** START **

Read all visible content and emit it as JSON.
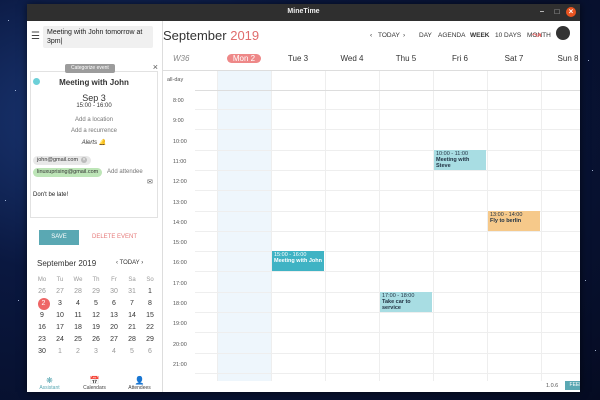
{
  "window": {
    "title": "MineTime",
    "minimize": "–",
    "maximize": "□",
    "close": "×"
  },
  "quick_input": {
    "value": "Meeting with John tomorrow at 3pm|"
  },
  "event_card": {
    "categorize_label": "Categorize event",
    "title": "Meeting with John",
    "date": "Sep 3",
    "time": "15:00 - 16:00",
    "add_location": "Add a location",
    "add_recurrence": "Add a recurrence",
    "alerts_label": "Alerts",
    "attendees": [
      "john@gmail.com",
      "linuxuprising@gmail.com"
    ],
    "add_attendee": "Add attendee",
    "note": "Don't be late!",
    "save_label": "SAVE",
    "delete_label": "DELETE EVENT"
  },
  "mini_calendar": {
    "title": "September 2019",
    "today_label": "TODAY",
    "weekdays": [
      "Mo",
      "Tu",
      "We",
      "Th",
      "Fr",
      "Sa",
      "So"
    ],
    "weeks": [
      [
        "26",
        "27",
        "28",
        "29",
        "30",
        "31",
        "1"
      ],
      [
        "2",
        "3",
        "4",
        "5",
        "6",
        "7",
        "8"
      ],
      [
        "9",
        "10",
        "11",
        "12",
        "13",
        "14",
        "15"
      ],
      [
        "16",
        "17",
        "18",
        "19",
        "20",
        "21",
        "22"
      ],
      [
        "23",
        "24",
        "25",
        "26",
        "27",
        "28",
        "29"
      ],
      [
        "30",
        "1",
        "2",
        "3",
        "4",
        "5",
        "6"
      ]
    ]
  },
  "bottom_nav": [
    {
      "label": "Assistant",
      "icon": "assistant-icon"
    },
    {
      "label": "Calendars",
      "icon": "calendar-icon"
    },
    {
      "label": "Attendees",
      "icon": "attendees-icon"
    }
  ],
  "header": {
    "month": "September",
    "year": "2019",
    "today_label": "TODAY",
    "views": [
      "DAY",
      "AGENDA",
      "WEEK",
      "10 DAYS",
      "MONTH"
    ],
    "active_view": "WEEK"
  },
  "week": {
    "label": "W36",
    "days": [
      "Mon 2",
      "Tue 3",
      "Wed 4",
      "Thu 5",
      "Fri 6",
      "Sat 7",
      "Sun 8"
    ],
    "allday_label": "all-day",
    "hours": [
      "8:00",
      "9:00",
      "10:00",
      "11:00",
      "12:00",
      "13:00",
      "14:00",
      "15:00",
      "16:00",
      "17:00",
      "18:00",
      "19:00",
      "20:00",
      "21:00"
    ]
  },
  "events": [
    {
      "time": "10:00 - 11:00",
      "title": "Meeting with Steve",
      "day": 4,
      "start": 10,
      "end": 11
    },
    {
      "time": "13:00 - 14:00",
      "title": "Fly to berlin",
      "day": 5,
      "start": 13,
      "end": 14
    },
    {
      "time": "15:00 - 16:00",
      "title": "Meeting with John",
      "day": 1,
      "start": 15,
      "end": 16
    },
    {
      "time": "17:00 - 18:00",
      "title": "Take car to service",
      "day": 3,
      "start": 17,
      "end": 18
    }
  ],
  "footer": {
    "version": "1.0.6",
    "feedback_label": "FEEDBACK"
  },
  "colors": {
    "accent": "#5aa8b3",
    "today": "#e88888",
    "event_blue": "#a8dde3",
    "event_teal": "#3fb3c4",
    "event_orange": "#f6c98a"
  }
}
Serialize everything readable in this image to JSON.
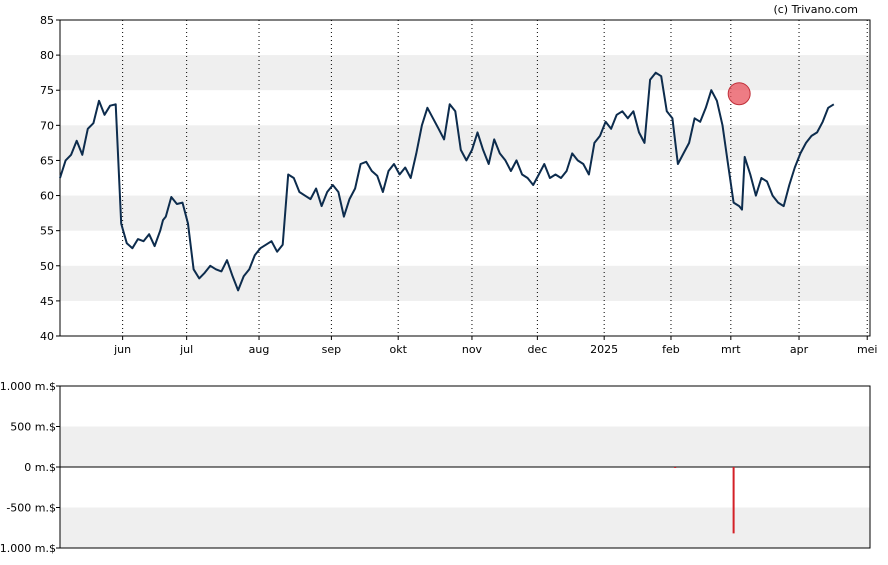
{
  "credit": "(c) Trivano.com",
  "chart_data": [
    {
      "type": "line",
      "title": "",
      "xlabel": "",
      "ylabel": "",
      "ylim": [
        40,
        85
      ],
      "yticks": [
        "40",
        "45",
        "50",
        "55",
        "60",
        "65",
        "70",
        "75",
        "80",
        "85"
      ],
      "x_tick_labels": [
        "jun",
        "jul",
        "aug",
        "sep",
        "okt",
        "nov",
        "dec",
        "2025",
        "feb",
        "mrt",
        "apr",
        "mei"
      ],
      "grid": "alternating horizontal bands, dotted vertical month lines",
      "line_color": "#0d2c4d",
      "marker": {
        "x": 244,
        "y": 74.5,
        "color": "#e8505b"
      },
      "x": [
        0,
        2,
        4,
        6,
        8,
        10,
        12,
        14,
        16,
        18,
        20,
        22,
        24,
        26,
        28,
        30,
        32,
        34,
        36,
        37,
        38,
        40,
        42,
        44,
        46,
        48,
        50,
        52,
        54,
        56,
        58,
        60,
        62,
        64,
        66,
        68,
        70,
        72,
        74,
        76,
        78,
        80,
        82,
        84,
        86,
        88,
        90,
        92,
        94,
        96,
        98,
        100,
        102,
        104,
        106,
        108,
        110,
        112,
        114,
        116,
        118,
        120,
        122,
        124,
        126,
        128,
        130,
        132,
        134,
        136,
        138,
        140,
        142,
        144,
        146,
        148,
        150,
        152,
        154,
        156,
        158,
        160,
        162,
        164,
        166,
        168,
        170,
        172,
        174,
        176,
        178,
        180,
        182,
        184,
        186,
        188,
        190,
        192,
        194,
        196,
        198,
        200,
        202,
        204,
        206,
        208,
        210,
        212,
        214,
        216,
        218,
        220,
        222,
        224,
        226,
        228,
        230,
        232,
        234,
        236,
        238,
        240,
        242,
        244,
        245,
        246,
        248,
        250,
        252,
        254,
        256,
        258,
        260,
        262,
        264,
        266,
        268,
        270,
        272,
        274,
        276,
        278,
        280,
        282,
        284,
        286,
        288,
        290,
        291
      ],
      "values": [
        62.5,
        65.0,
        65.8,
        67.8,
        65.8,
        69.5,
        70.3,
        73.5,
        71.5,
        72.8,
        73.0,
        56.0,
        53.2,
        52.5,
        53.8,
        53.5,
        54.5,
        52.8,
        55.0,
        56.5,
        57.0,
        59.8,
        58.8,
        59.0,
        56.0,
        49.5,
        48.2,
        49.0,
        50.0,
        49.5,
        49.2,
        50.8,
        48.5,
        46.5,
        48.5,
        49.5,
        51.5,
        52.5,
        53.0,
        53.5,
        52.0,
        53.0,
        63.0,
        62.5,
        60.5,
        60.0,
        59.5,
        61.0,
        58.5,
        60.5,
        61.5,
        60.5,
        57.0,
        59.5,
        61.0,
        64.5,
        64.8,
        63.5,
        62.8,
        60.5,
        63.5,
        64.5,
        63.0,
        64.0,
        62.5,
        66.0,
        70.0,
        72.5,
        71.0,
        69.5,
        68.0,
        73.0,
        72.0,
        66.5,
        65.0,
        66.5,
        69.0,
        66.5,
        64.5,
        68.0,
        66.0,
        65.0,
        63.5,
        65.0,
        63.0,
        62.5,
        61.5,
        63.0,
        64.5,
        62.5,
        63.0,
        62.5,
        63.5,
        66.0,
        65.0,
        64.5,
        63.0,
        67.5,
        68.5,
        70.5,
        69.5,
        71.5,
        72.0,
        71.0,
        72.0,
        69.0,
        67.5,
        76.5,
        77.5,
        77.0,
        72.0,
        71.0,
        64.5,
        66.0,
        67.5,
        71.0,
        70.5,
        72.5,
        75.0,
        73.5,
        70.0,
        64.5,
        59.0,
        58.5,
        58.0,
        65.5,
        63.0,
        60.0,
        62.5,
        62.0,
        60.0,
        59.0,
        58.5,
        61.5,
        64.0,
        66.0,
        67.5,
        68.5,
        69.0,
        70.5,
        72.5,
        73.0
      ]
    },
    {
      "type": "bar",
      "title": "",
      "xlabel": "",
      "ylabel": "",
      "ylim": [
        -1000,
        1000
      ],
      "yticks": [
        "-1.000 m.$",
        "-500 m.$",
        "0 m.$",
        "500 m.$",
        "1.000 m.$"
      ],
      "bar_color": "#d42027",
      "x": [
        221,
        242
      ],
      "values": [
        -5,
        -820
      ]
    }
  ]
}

** END **
** START **

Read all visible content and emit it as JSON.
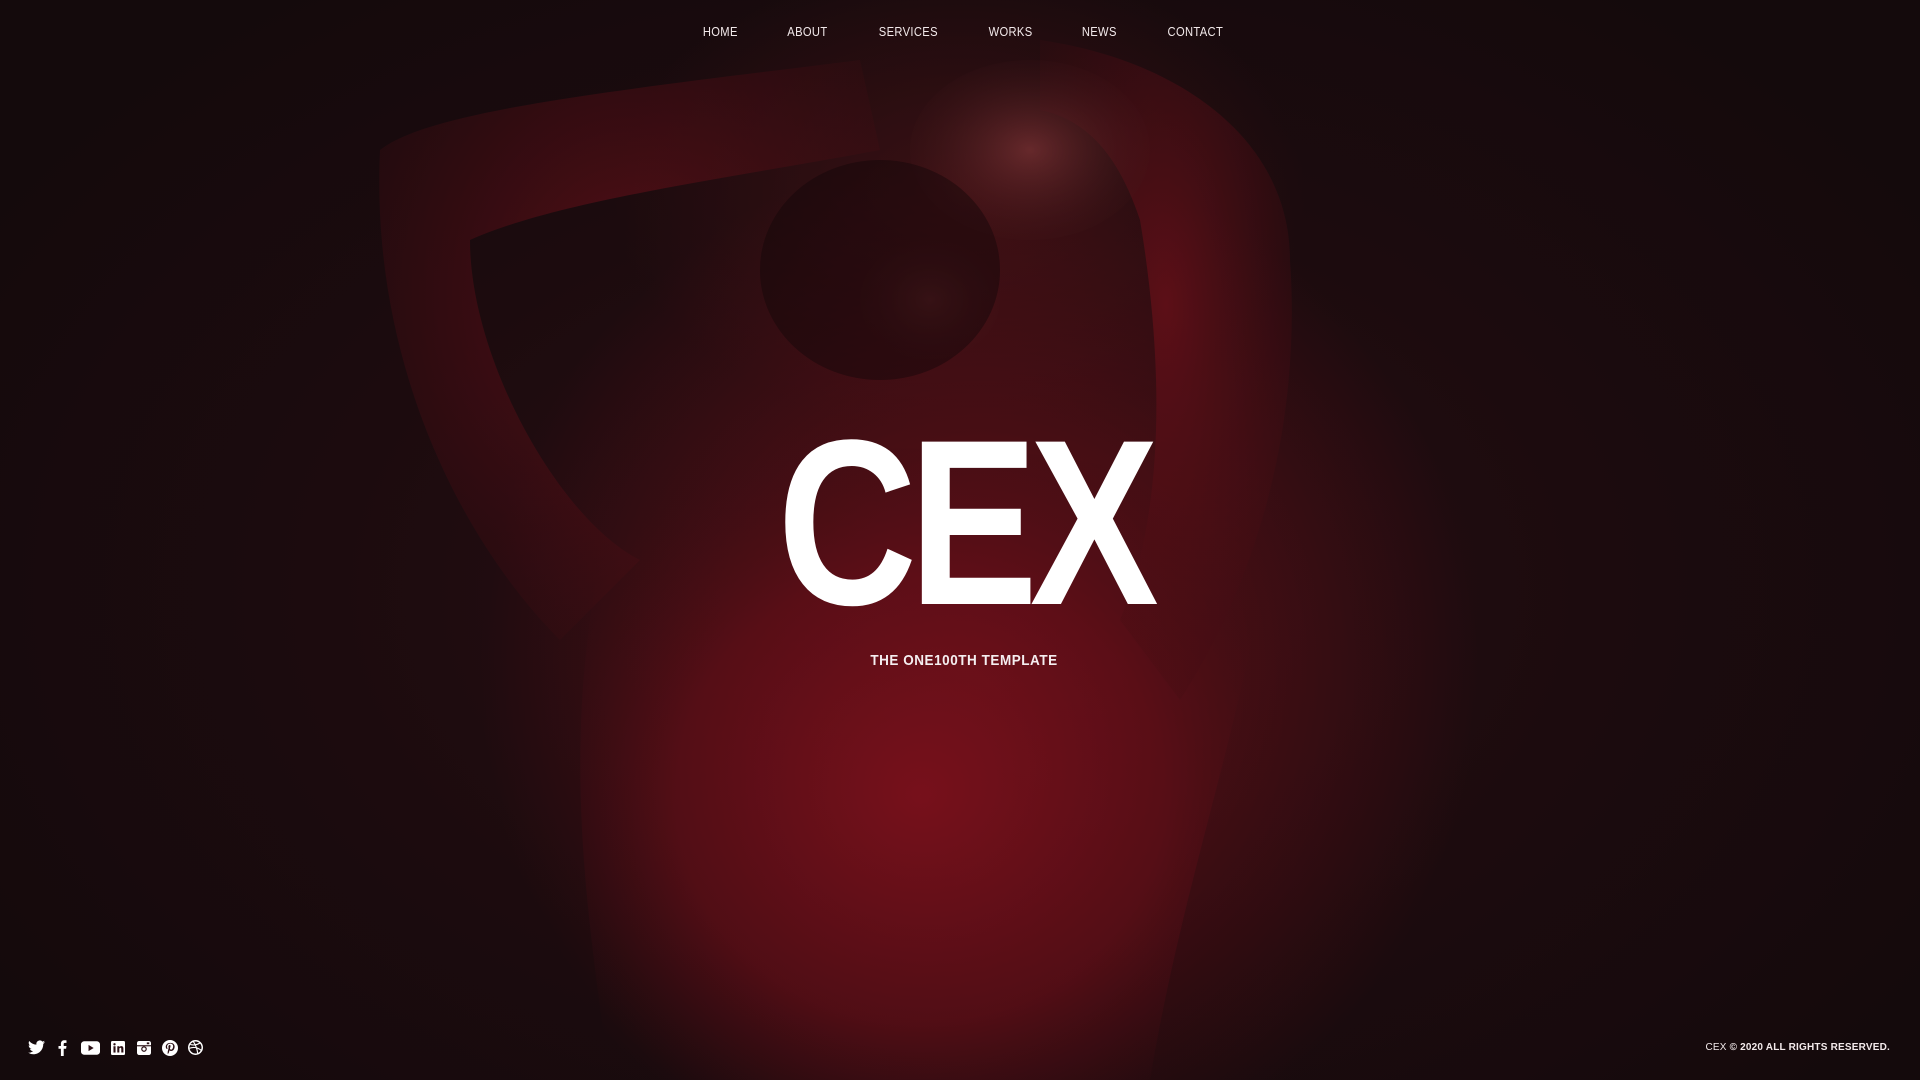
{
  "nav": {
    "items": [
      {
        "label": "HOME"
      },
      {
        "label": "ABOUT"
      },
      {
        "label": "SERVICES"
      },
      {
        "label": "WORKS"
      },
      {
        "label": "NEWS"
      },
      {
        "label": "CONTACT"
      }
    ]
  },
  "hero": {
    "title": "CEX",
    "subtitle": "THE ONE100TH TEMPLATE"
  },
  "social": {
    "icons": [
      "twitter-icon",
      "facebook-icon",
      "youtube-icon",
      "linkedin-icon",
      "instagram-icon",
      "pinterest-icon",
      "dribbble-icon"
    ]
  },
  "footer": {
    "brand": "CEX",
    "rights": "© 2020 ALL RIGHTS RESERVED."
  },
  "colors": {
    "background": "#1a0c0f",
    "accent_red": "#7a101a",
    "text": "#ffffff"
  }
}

** END **

## Aim of the exercise
Search the data for the string "Meeting" and copy each line where it appears.

## The result
    "value": "Meeting with John tomorrow at 3pm|"
    "title": "Meeting with John",
      "title": "Meeting with Steve",
      "title": "Meeting with John",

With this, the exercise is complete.